_PROBLEM:_ What is the number of lines in the entries below that include the word "name"? Provide the number only.

[Records]
• • • •

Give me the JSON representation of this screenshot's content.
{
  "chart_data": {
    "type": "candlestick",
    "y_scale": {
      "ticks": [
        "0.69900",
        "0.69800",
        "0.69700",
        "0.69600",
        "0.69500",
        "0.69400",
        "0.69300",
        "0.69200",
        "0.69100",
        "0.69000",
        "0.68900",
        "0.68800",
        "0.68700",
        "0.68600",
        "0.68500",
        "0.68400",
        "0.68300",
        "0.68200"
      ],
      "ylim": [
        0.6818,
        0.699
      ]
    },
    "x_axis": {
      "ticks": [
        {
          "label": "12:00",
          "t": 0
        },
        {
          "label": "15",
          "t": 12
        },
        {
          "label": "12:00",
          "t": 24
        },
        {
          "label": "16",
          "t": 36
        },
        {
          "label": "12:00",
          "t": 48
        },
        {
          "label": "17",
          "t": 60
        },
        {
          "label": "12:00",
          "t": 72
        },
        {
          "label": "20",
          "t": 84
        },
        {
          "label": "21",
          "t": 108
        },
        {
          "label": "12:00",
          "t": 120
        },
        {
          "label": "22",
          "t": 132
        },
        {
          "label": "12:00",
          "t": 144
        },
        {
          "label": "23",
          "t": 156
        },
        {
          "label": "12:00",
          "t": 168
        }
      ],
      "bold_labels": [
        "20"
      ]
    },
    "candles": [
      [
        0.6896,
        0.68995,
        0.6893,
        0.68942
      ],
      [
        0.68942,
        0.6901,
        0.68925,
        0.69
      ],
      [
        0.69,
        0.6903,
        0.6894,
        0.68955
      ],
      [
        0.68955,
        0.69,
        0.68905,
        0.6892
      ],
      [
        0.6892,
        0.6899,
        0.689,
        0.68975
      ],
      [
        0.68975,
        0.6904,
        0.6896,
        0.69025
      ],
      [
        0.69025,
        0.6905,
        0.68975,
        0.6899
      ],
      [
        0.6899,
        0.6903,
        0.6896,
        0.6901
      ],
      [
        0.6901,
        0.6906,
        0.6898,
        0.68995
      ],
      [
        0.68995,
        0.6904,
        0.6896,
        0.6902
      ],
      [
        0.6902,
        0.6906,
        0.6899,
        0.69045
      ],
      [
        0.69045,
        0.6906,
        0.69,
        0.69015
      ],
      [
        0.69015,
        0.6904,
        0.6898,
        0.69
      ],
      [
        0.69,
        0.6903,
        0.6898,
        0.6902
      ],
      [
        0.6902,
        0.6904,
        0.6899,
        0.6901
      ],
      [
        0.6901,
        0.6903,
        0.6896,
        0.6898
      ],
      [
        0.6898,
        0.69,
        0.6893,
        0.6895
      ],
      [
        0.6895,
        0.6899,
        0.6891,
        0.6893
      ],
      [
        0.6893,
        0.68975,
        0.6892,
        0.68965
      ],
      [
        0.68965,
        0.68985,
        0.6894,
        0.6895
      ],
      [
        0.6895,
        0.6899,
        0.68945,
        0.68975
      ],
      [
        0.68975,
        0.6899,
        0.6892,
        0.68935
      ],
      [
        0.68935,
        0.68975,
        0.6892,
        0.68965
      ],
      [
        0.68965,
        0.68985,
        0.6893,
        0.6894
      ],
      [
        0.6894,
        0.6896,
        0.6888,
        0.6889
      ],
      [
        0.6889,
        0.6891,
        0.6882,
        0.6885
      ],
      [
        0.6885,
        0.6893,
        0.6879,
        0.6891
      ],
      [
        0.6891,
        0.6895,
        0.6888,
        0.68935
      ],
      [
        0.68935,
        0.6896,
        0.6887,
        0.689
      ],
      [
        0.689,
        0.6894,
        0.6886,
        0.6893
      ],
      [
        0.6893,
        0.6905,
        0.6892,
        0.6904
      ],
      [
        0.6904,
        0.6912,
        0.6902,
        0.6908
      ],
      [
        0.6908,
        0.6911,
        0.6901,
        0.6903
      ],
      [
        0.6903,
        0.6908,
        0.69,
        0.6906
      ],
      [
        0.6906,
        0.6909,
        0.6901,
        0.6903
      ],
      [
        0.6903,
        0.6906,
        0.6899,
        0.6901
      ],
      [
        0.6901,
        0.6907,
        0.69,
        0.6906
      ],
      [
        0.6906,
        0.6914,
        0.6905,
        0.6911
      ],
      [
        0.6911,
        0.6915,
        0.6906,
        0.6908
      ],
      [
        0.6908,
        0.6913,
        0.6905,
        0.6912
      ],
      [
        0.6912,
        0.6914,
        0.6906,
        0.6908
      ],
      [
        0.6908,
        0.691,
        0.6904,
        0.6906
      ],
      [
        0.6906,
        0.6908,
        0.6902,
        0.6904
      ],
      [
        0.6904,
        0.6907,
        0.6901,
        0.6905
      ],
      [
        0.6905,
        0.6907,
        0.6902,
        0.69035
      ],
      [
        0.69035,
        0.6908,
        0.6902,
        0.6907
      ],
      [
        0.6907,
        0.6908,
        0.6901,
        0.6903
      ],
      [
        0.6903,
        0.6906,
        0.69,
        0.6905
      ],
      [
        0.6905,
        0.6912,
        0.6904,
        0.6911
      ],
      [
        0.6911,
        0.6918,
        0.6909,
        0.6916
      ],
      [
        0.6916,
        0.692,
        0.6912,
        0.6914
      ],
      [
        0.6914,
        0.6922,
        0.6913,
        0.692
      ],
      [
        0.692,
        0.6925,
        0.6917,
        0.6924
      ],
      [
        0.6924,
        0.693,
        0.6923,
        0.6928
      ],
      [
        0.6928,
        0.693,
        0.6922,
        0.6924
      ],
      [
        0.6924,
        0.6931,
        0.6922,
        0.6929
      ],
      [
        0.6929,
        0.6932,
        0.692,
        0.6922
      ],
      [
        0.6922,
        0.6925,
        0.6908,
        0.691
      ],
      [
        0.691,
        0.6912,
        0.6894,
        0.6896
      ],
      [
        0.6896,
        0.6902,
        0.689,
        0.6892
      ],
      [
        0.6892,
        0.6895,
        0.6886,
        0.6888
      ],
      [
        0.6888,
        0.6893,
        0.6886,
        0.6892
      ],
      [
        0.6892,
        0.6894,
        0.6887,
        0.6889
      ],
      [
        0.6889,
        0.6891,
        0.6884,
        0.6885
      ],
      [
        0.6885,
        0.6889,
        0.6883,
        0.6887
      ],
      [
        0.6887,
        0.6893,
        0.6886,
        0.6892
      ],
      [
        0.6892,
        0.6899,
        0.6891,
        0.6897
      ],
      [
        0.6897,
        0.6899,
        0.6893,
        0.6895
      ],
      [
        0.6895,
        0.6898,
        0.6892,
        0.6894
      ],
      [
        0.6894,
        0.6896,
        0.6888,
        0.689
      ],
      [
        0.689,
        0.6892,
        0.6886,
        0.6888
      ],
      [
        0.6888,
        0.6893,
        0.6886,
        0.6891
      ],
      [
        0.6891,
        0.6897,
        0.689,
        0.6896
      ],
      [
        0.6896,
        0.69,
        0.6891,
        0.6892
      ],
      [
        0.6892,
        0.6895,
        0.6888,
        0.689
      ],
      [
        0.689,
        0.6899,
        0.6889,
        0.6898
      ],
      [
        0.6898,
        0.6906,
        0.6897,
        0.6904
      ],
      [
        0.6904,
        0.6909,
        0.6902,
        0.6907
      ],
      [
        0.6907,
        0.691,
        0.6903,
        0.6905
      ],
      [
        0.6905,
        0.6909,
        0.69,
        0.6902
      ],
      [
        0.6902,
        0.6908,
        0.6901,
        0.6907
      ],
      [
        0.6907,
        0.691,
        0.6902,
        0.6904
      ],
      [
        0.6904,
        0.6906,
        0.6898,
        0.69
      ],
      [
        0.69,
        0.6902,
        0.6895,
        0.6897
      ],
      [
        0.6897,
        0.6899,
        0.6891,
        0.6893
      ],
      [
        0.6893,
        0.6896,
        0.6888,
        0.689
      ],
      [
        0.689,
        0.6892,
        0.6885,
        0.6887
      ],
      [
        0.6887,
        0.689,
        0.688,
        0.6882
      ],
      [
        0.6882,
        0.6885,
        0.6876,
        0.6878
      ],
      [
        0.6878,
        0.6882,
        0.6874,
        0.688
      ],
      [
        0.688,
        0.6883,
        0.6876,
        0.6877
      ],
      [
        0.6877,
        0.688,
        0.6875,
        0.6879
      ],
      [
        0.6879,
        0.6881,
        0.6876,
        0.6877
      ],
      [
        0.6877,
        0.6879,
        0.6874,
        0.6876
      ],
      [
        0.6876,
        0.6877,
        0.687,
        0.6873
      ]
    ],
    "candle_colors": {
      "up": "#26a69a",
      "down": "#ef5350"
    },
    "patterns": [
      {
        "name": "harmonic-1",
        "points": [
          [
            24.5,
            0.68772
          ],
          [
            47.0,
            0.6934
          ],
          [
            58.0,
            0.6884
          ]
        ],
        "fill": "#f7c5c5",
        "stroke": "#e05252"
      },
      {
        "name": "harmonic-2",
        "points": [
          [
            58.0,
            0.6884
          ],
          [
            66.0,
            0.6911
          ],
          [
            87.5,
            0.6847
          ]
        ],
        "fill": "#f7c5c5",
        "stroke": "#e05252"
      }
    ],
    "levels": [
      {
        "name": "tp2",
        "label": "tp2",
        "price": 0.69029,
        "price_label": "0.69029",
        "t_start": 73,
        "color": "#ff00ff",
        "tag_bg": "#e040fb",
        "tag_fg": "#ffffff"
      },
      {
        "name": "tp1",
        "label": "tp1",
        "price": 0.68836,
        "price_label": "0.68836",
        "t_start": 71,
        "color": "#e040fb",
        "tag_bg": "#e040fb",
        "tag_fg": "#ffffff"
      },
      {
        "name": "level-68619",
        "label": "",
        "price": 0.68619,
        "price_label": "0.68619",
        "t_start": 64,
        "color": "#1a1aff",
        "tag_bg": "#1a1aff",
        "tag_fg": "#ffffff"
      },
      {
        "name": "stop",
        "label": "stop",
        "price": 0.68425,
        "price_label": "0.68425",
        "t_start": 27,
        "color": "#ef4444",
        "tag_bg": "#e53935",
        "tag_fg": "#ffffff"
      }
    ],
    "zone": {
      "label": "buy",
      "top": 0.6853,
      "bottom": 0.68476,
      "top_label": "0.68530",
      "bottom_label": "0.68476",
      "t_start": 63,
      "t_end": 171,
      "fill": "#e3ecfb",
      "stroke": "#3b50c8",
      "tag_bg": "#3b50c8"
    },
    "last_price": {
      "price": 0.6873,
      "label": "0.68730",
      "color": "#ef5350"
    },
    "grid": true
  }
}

• • • •

_ANSWER TO THIS EXERCISE:_ 6